EXERCISE AIM — Write out every line of the items below character for character, keeping each line in its original order.

SUPPLIED MATERIAL —
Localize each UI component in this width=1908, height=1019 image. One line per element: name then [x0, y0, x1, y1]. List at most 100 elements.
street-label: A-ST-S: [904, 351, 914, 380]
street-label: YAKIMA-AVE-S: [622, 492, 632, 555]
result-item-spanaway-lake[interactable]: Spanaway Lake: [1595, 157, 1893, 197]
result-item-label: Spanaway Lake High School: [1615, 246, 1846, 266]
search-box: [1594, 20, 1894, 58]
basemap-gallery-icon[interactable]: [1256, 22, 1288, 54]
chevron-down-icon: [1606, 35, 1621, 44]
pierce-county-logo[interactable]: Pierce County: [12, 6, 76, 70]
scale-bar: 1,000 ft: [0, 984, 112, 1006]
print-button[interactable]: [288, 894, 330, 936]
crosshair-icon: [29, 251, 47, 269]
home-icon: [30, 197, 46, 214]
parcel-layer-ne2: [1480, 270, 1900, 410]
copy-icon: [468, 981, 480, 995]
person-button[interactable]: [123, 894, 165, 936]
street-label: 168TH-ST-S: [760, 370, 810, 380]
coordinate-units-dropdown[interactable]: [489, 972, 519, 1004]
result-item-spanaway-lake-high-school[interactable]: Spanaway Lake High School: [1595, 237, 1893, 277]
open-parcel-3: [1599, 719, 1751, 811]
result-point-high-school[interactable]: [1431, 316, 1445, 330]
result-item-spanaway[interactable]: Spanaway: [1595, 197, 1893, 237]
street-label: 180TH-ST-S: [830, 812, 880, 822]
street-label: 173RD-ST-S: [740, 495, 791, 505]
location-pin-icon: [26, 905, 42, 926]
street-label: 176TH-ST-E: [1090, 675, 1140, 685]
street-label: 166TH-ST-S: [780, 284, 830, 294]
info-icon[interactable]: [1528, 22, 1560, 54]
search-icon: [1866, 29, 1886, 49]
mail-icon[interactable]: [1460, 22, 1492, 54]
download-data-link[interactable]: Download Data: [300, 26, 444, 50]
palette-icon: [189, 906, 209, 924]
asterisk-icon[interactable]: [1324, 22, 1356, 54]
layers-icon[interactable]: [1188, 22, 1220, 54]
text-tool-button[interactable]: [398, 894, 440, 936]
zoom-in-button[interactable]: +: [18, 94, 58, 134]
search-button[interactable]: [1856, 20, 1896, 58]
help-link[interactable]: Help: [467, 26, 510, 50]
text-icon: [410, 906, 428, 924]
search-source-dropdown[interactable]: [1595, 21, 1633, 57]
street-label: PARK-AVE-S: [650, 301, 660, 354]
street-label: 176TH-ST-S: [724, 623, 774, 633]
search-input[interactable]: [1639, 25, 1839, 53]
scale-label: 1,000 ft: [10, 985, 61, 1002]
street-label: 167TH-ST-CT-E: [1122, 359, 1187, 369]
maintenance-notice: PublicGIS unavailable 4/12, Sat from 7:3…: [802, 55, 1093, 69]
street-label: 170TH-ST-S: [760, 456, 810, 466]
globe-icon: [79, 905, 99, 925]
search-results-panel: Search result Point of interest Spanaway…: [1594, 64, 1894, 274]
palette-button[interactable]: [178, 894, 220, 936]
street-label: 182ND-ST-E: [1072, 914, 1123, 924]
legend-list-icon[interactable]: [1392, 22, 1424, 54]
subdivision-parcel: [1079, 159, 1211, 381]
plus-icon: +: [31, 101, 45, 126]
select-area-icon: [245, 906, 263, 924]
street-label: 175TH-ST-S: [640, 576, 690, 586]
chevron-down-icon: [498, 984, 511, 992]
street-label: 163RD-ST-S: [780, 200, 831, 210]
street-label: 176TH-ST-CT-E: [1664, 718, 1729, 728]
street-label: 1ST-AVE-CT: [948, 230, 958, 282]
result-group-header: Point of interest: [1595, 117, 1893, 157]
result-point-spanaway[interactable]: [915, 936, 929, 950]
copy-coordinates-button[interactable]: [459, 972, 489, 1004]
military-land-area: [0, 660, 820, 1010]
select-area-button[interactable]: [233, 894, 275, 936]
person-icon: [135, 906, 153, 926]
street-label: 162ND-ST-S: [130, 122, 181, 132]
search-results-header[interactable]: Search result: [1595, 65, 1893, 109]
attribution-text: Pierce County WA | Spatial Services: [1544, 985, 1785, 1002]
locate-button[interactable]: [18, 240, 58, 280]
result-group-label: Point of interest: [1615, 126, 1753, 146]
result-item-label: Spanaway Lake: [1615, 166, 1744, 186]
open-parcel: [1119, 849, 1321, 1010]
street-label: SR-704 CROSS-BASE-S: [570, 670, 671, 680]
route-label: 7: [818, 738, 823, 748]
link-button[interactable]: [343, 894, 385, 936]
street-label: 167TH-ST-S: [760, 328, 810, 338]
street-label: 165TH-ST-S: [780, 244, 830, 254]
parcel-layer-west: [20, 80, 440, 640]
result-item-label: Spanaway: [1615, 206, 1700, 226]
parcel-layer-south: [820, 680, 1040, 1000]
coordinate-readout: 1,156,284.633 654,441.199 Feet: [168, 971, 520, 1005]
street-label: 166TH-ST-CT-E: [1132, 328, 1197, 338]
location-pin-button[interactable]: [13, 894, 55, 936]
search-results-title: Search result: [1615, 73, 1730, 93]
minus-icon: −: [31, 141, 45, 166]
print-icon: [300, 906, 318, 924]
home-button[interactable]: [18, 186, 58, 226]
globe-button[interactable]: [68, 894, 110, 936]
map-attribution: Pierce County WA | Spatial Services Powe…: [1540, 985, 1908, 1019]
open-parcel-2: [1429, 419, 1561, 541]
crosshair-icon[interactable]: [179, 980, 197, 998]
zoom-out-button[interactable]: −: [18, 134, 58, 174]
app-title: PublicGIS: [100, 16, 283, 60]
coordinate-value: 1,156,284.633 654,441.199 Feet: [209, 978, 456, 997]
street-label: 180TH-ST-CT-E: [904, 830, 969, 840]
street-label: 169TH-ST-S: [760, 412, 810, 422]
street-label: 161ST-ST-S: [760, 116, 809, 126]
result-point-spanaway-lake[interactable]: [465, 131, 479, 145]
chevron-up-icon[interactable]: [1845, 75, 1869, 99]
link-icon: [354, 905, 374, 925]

ANSWER TO THIS EXERCISE —
Localize each UI component in this width=1908, height=1019 image. One line per element: name then [x0, y0, x1, y1]. List at most 100 elements.
street-label: A-ST-S: [904, 351, 914, 380]
street-label: YAKIMA-AVE-S: [622, 492, 632, 555]
result-item-spanaway-lake[interactable]: Spanaway Lake: [1595, 157, 1893, 197]
result-item-label: Spanaway Lake High School: [1615, 246, 1846, 266]
search-box: [1594, 20, 1894, 58]
basemap-gallery-icon[interactable]: [1256, 22, 1288, 54]
chevron-down-icon: [1606, 35, 1621, 44]
pierce-county-logo[interactable]: Pierce County: [12, 6, 76, 70]
scale-bar: 1,000 ft: [0, 984, 112, 1006]
print-button[interactable]: [288, 894, 330, 936]
crosshair-icon: [29, 251, 47, 269]
home-icon: [30, 197, 46, 214]
parcel-layer-ne2: [1480, 270, 1900, 410]
copy-icon: [468, 981, 480, 995]
person-button[interactable]: [123, 894, 165, 936]
street-label: 168TH-ST-S: [760, 370, 810, 380]
coordinate-units-dropdown[interactable]: [489, 972, 519, 1004]
result-item-spanaway-lake-high-school[interactable]: Spanaway Lake High School: [1595, 237, 1893, 277]
open-parcel-3: [1599, 719, 1751, 811]
result-point-high-school[interactable]: [1431, 316, 1445, 330]
result-item-spanaway[interactable]: Spanaway: [1595, 197, 1893, 237]
street-label: 180TH-ST-S: [830, 812, 880, 822]
street-label: 173RD-ST-S: [740, 495, 791, 505]
location-pin-icon: [26, 905, 42, 926]
street-label: 176TH-ST-E: [1090, 675, 1140, 685]
street-label: 166TH-ST-S: [780, 284, 830, 294]
info-icon[interactable]: [1528, 22, 1560, 54]
search-icon: [1866, 29, 1886, 49]
mail-icon[interactable]: [1460, 22, 1492, 54]
download-data-link[interactable]: Download Data: [300, 26, 444, 50]
palette-icon: [189, 906, 209, 924]
asterisk-icon[interactable]: [1324, 22, 1356, 54]
layers-icon[interactable]: [1188, 22, 1220, 54]
text-tool-button[interactable]: [398, 894, 440, 936]
zoom-in-button[interactable]: +: [18, 94, 58, 134]
search-button[interactable]: [1856, 20, 1896, 58]
help-link[interactable]: Help: [467, 26, 510, 50]
text-icon: [410, 906, 428, 924]
search-source-dropdown[interactable]: [1595, 21, 1633, 57]
street-label: PARK-AVE-S: [650, 301, 660, 354]
street-label: 176TH-ST-S: [724, 623, 774, 633]
search-input[interactable]: [1639, 25, 1839, 53]
scale-label: 1,000 ft: [10, 985, 61, 1002]
street-label: 167TH-ST-CT-E: [1122, 359, 1187, 369]
maintenance-notice: PublicGIS unavailable 4/12, Sat from 7:3…: [802, 55, 1093, 69]
street-label: 170TH-ST-S: [760, 456, 810, 466]
globe-icon: [79, 905, 99, 925]
search-results-panel: Search result Point of interest Spanaway…: [1594, 64, 1894, 274]
palette-button[interactable]: [178, 894, 220, 936]
street-label: 182ND-ST-E: [1072, 914, 1123, 924]
legend-list-icon[interactable]: [1392, 22, 1424, 54]
subdivision-parcel: [1079, 159, 1211, 381]
plus-icon: +: [31, 101, 45, 126]
select-area-icon: [245, 906, 263, 924]
street-label: 175TH-ST-S: [640, 576, 690, 586]
chevron-down-icon: [498, 984, 511, 992]
street-label: 163RD-ST-S: [780, 200, 831, 210]
street-label: 176TH-ST-CT-E: [1664, 718, 1729, 728]
street-label: 1ST-AVE-CT: [948, 230, 958, 282]
result-group-header: Point of interest: [1595, 117, 1893, 157]
result-point-spanaway[interactable]: [915, 936, 929, 950]
copy-coordinates-button[interactable]: [459, 972, 489, 1004]
military-land-area: [0, 660, 820, 1010]
select-area-button[interactable]: [233, 894, 275, 936]
person-icon: [135, 906, 153, 926]
street-label: 162ND-ST-S: [130, 122, 181, 132]
search-results-header[interactable]: Search result: [1595, 65, 1893, 109]
attribution-text: Pierce County WA | Spatial Services: [1544, 985, 1785, 1002]
locate-button[interactable]: [18, 240, 58, 280]
result-group-label: Point of interest: [1615, 126, 1753, 146]
result-item-label: Spanaway Lake: [1615, 166, 1744, 186]
open-parcel: [1119, 849, 1321, 1010]
street-label: SR-704 CROSS-BASE-S: [570, 670, 671, 680]
route-label: 7: [818, 738, 823, 748]
link-button[interactable]: [343, 894, 385, 936]
street-label: 167TH-ST-S: [760, 328, 810, 338]
street-label: 165TH-ST-S: [780, 244, 830, 254]
parcel-layer-west: [20, 80, 440, 640]
result-item-label: Spanaway: [1615, 206, 1700, 226]
parcel-layer-south: [820, 680, 1040, 1000]
coordinate-readout: 1,156,284.633 654,441.199 Feet: [168, 971, 520, 1005]
street-label: 166TH-ST-CT-E: [1132, 328, 1197, 338]
location-pin-button[interactable]: [13, 894, 55, 936]
search-results-title: Search result: [1615, 73, 1730, 93]
minus-icon: −: [31, 141, 45, 166]
print-icon: [300, 906, 318, 924]
home-button[interactable]: [18, 186, 58, 226]
globe-button[interactable]: [68, 894, 110, 936]
map-attribution: Pierce County WA | Spatial Services Powe…: [1540, 985, 1908, 1019]
open-parcel-2: [1429, 419, 1561, 541]
crosshair-icon[interactable]: [179, 980, 197, 998]
zoom-out-button[interactable]: −: [18, 134, 58, 174]
app-title: PublicGIS: [100, 16, 283, 60]
coordinate-value: 1,156,284.633 654,441.199 Feet: [209, 978, 456, 997]
street-label: 180TH-ST-CT-E: [904, 830, 969, 840]
street-label: 169TH-ST-S: [760, 412, 810, 422]
street-label: 161ST-ST-S: [760, 116, 809, 126]
result-point-spanaway-lake[interactable]: [465, 131, 479, 145]
chevron-up-icon[interactable]: [1845, 75, 1869, 99]
link-icon: [354, 905, 374, 925]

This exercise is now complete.